[Stored records]
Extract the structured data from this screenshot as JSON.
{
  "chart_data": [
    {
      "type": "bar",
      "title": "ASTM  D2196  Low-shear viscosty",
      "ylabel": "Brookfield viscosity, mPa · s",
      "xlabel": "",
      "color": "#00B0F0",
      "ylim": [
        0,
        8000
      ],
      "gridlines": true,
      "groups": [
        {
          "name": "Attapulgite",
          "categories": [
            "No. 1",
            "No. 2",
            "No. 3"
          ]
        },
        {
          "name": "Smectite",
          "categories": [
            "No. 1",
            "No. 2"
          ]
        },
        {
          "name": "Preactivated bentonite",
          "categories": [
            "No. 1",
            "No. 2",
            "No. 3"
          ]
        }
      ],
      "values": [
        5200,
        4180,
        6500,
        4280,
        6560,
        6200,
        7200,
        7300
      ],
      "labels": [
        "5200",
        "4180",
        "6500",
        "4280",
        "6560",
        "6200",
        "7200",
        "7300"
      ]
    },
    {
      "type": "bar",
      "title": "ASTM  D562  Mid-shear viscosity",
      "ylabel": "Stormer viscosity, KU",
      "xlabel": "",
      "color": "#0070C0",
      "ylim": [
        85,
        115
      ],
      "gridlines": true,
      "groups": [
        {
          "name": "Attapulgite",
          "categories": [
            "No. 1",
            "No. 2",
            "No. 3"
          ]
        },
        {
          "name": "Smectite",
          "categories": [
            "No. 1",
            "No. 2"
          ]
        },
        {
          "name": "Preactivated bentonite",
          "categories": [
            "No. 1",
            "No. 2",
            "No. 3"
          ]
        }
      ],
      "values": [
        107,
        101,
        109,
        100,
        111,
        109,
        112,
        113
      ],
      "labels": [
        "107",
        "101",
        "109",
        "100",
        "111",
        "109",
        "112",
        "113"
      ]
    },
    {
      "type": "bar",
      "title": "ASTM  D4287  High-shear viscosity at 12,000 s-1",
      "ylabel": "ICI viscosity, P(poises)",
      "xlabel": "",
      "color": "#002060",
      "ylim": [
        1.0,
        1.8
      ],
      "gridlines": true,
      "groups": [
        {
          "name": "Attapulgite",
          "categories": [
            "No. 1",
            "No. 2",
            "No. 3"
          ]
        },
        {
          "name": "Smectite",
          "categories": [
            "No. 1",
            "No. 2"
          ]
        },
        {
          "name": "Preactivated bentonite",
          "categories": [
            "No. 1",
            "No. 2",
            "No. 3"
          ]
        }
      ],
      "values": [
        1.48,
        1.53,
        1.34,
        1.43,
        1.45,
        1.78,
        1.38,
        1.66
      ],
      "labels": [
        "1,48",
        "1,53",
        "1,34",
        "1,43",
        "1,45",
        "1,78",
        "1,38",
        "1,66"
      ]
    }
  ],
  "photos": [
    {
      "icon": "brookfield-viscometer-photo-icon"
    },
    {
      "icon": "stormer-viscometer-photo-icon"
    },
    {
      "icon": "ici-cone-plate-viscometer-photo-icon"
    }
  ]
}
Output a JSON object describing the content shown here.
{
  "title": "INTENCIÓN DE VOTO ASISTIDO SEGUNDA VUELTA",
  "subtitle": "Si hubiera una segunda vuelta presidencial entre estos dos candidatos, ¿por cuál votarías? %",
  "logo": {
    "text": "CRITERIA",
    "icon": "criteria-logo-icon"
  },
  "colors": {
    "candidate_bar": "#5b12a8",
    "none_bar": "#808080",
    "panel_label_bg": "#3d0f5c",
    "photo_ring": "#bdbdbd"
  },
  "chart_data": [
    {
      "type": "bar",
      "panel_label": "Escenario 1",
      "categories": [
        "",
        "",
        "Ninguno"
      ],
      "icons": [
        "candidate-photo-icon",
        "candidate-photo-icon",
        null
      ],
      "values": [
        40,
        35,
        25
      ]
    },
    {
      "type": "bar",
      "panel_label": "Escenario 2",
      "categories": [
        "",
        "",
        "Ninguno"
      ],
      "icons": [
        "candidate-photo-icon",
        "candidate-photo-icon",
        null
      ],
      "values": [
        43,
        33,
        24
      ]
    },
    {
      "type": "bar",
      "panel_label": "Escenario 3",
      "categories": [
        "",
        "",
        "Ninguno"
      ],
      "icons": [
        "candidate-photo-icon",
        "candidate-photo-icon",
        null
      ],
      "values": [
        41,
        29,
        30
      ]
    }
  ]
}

**TASK TO COMPLETE:** From the entries, report each line that includes the word "shear".

**THE SOLUTION:**
      "title": "ASTM  D2196  Low-shear viscosty",
      "title": "ASTM  D562  Mid-shear viscosity",
      "title": "ASTM  D4287  High-shear viscosity at 12,000 s-1",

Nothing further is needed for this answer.